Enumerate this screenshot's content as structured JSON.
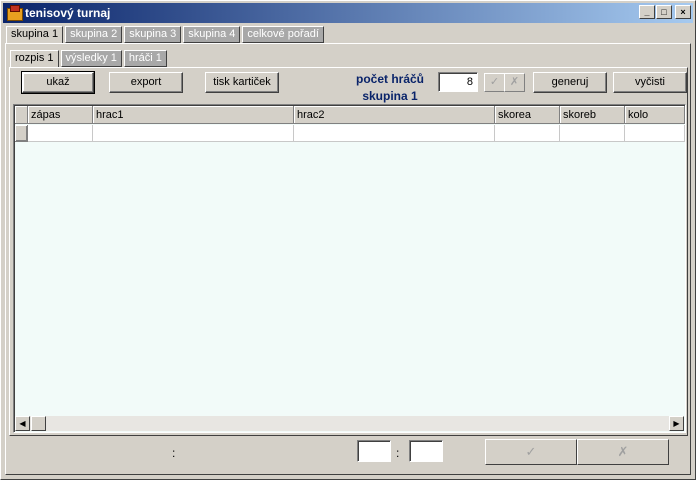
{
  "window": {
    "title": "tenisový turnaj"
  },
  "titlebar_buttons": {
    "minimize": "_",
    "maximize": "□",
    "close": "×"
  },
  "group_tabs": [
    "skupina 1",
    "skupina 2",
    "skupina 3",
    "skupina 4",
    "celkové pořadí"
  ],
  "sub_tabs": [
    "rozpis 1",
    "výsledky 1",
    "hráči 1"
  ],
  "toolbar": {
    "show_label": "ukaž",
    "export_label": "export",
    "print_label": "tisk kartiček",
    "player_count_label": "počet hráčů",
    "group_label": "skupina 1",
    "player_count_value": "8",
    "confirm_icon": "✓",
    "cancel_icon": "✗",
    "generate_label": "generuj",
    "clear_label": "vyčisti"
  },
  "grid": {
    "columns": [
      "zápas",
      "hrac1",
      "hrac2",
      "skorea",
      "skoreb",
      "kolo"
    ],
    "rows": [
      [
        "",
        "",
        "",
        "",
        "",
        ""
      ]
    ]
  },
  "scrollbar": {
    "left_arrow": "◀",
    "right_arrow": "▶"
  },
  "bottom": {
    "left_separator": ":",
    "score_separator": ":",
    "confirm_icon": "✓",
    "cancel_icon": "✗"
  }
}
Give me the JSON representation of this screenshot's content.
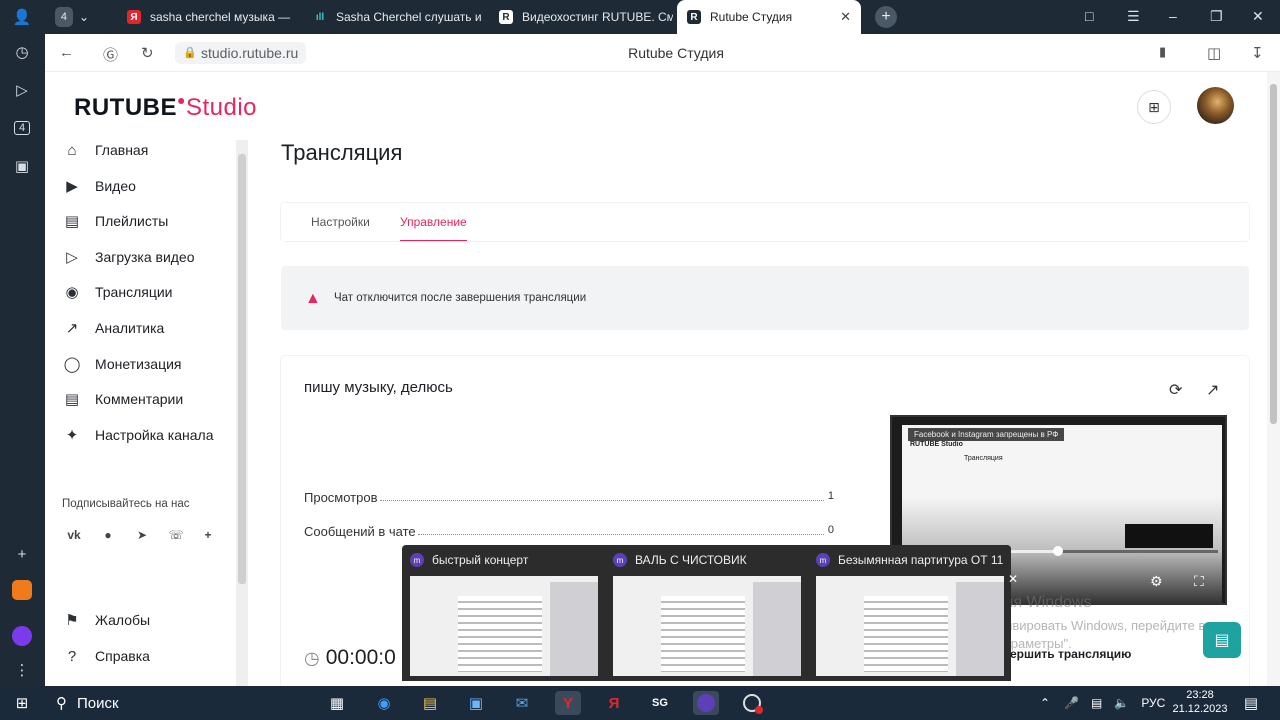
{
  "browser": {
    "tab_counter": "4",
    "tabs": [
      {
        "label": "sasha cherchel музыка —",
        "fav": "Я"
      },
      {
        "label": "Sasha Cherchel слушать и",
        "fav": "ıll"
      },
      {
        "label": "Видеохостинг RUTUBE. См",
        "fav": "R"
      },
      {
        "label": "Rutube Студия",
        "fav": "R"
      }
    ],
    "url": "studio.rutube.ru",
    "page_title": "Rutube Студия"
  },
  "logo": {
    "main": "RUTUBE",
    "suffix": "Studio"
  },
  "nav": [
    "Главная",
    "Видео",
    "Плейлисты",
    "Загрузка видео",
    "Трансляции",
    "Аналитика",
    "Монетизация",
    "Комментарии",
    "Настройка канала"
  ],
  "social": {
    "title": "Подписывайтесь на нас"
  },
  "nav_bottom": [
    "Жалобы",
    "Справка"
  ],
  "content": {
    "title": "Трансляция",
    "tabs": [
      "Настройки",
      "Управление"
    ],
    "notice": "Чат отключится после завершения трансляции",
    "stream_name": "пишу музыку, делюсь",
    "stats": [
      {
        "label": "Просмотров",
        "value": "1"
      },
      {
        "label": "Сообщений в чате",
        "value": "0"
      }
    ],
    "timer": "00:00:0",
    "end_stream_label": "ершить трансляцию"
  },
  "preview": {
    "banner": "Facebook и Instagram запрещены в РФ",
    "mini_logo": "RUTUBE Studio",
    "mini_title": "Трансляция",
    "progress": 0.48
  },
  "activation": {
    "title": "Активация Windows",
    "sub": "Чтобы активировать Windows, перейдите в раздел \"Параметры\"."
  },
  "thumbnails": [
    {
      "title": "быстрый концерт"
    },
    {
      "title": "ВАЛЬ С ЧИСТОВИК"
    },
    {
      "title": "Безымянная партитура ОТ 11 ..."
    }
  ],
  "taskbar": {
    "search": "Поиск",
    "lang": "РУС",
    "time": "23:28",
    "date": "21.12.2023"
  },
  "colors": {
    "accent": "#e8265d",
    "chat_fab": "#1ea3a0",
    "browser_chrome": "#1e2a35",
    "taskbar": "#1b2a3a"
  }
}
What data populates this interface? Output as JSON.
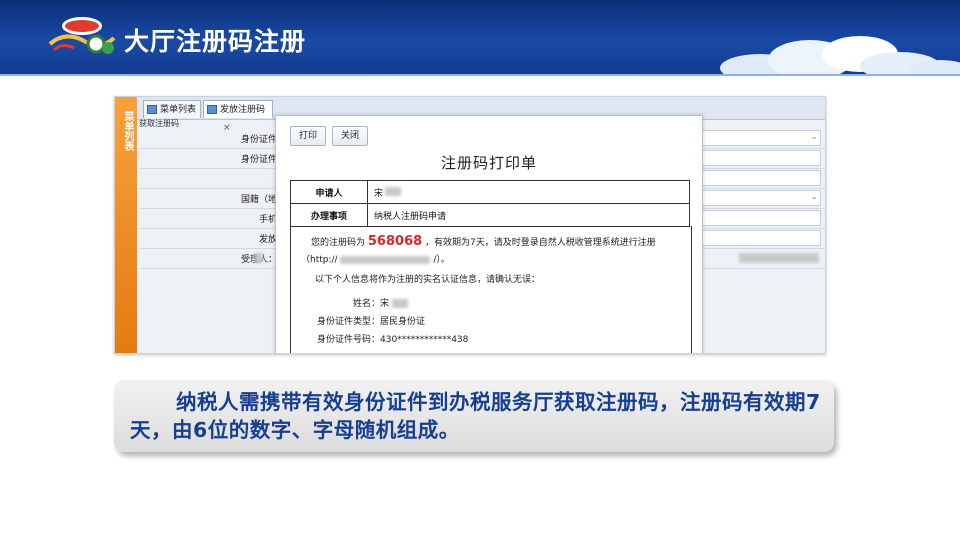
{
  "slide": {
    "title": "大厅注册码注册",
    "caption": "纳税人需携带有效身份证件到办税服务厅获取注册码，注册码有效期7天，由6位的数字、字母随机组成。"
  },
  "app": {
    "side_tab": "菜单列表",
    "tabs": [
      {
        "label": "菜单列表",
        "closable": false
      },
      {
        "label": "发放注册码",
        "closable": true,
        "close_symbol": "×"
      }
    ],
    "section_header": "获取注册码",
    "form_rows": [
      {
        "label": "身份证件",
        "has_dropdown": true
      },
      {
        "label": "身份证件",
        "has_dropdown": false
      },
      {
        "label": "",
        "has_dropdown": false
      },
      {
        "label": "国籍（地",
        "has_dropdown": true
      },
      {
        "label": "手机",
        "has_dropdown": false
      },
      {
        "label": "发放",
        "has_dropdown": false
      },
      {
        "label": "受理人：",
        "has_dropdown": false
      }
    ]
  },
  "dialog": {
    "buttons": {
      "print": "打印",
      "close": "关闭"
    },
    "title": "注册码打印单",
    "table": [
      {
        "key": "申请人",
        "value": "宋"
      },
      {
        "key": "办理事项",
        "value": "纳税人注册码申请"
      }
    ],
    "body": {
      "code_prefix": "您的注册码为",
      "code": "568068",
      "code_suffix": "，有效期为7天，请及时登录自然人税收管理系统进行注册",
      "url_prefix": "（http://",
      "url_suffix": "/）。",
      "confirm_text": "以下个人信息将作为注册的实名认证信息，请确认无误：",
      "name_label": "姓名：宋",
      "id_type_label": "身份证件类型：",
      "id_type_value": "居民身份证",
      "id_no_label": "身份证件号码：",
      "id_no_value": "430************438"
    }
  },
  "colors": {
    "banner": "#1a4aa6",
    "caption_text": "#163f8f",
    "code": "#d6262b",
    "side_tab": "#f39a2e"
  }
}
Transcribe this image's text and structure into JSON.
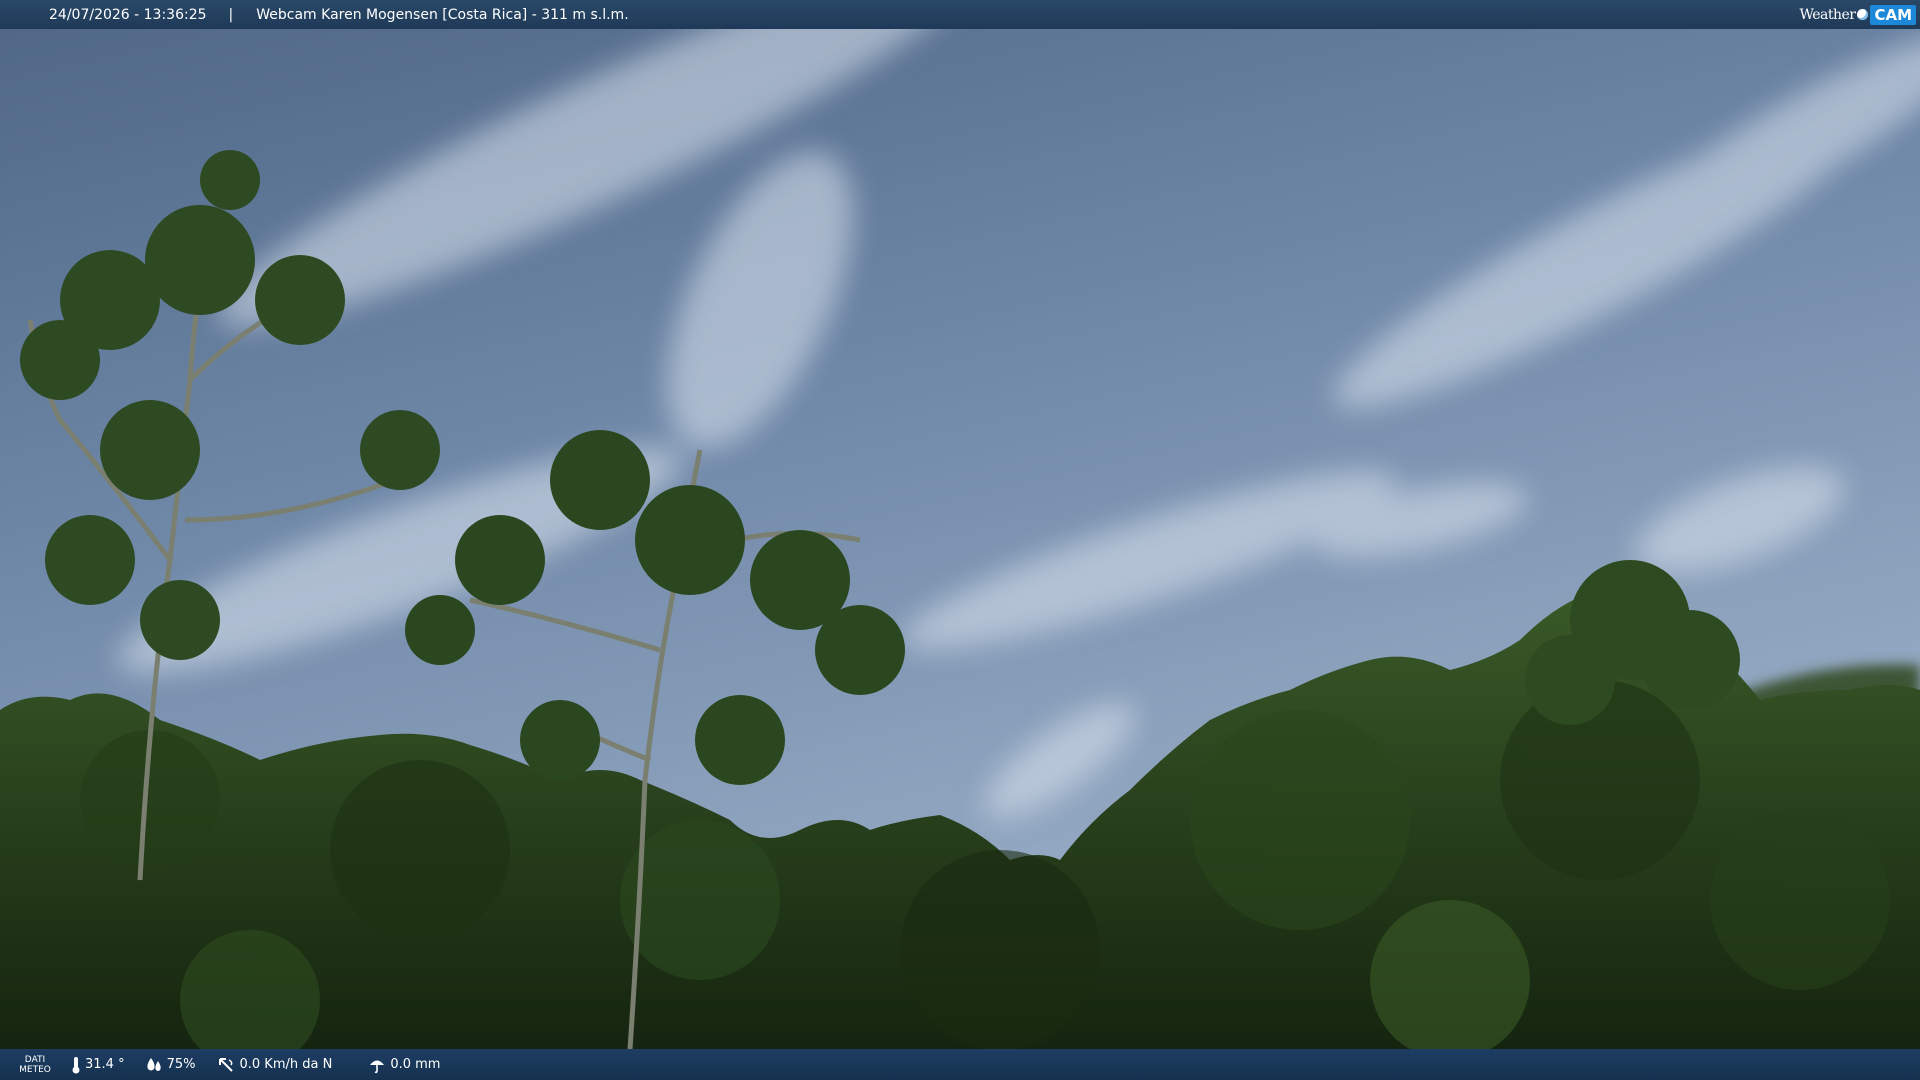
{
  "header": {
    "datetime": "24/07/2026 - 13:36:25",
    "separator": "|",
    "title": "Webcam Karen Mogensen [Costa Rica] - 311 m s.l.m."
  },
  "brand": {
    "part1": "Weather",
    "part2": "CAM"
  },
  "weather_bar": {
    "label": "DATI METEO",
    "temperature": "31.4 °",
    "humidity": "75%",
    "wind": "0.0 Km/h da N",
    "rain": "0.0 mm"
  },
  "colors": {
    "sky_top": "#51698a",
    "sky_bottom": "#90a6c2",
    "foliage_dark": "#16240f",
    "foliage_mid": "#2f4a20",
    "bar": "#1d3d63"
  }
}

*WHAT YOU HAVE TO DO*.
All the material shown above is to be copied exactly, with no pictures carried over.

*REPLY*.
Enumerate this screenshot's content as structured JSON.
{
  "window": {
    "title": "tenisový turnaj"
  },
  "titlebar_buttons": {
    "minimize": "_",
    "maximize": "□",
    "close": "×"
  },
  "group_tabs": [
    "skupina 1",
    "skupina 2",
    "skupina 3",
    "skupina 4",
    "celkové pořadí"
  ],
  "sub_tabs": [
    "rozpis 1",
    "výsledky 1",
    "hráči 1"
  ],
  "toolbar": {
    "show_label": "ukaž",
    "export_label": "export",
    "print_label": "tisk kartiček",
    "player_count_label": "počet hráčů",
    "group_label": "skupina 1",
    "player_count_value": "8",
    "confirm_icon": "✓",
    "cancel_icon": "✗",
    "generate_label": "generuj",
    "clear_label": "vyčisti"
  },
  "grid": {
    "columns": [
      "zápas",
      "hrac1",
      "hrac2",
      "skorea",
      "skoreb",
      "kolo"
    ],
    "rows": [
      [
        "",
        "",
        "",
        "",
        "",
        ""
      ]
    ]
  },
  "scrollbar": {
    "left_arrow": "◀",
    "right_arrow": "▶"
  },
  "bottom": {
    "left_separator": ":",
    "score_separator": ":",
    "confirm_icon": "✓",
    "cancel_icon": "✗"
  }
}
Give me the JSON representation of this screenshot's content.
{
  "browser": {
    "tab_counter": "4",
    "tabs": [
      {
        "label": "sasha cherchel музыка —",
        "fav": "Я"
      },
      {
        "label": "Sasha Cherchel слушать и",
        "fav": "ıll"
      },
      {
        "label": "Видеохостинг RUTUBE. См",
        "fav": "R"
      },
      {
        "label": "Rutube Студия",
        "fav": "R"
      }
    ],
    "url": "studio.rutube.ru",
    "page_title": "Rutube Студия"
  },
  "logo": {
    "main": "RUTUBE",
    "suffix": "Studio"
  },
  "nav": [
    "Главная",
    "Видео",
    "Плейлисты",
    "Загрузка видео",
    "Трансляции",
    "Аналитика",
    "Монетизация",
    "Комментарии",
    "Настройка канала"
  ],
  "social": {
    "title": "Подписывайтесь на нас"
  },
  "nav_bottom": [
    "Жалобы",
    "Справка"
  ],
  "content": {
    "title": "Трансляция",
    "tabs": [
      "Настройки",
      "Управление"
    ],
    "notice": "Чат отключится после завершения трансляции",
    "stream_name": "пишу музыку, делюсь",
    "stats": [
      {
        "label": "Просмотров",
        "value": "1"
      },
      {
        "label": "Сообщений в чате",
        "value": "0"
      }
    ],
    "timer": "00:00:0",
    "end_stream_label": "ершить трансляцию"
  },
  "preview": {
    "banner": "Facebook и Instagram запрещены в РФ",
    "mini_logo": "RUTUBE Studio",
    "mini_title": "Трансляция",
    "progress": 0.48
  },
  "activation": {
    "title": "Активация Windows",
    "sub": "Чтобы активировать Windows, перейдите в раздел \"Параметры\"."
  },
  "thumbnails": [
    {
      "title": "быстрый концерт"
    },
    {
      "title": "ВАЛЬ С ЧИСТОВИК"
    },
    {
      "title": "Безымянная партитура ОТ 11 ..."
    }
  ],
  "taskbar": {
    "search": "Поиск",
    "lang": "РУС",
    "time": "23:28",
    "date": "21.12.2023"
  },
  "colors": {
    "accent": "#e8265d",
    "chat_fab": "#1ea3a0",
    "browser_chrome": "#1e2a35",
    "taskbar": "#1b2a3a"
  }
}
What data populates this interface? Output as JSON.
{
  "slide": {
    "title": "大厅注册码注册",
    "caption": "纳税人需携带有效身份证件到办税服务厅获取注册码，注册码有效期7天，由6位的数字、字母随机组成。"
  },
  "app": {
    "side_tab": "菜单列表",
    "tabs": [
      {
        "label": "菜单列表",
        "closable": false
      },
      {
        "label": "发放注册码",
        "closable": true,
        "close_symbol": "×"
      }
    ],
    "section_header": "获取注册码",
    "form_rows": [
      {
        "label": "身份证件",
        "has_dropdown": true
      },
      {
        "label": "身份证件",
        "has_dropdown": false
      },
      {
        "label": "",
        "has_dropdown": false
      },
      {
        "label": "国籍（地",
        "has_dropdown": true
      },
      {
        "label": "手机",
        "has_dropdown": false
      },
      {
        "label": "发放",
        "has_dropdown": false
      },
      {
        "label": "受理人：",
        "has_dropdown": false
      }
    ]
  },
  "dialog": {
    "buttons": {
      "print": "打印",
      "close": "关闭"
    },
    "title": "注册码打印单",
    "table": [
      {
        "key": "申请人",
        "value": "宋"
      },
      {
        "key": "办理事项",
        "value": "纳税人注册码申请"
      }
    ],
    "body": {
      "code_prefix": "您的注册码为",
      "code": "568068",
      "code_suffix": "，有效期为7天，请及时登录自然人税收管理系统进行注册",
      "url_prefix": "（http://",
      "url_suffix": "/）。",
      "confirm_text": "以下个人信息将作为注册的实名认证信息，请确认无误：",
      "name_label": "姓名：宋",
      "id_type_label": "身份证件类型：",
      "id_type_value": "居民身份证",
      "id_no_label": "身份证件号码：",
      "id_no_value": "430************438"
    }
  },
  "colors": {
    "banner": "#1a4aa6",
    "caption_text": "#163f8f",
    "code": "#d6262b",
    "side_tab": "#f39a2e"
  }
}
Transcribe this image's text and structure into JSON.
{
  "header": {
    "datetime": "24/07/2026 - 13:36:25",
    "separator": "|",
    "title": "Webcam Karen Mogensen [Costa Rica] - 311 m s.l.m."
  },
  "brand": {
    "part1": "Weather",
    "part2": "CAM"
  },
  "weather_bar": {
    "label": "DATI METEO",
    "temperature": "31.4 °",
    "humidity": "75%",
    "wind": "0.0 Km/h da N",
    "rain": "0.0 mm"
  },
  "colors": {
    "sky_top": "#51698a",
    "sky_bottom": "#90a6c2",
    "foliage_dark": "#16240f",
    "foliage_mid": "#2f4a20",
    "bar": "#1d3d63"
  }
}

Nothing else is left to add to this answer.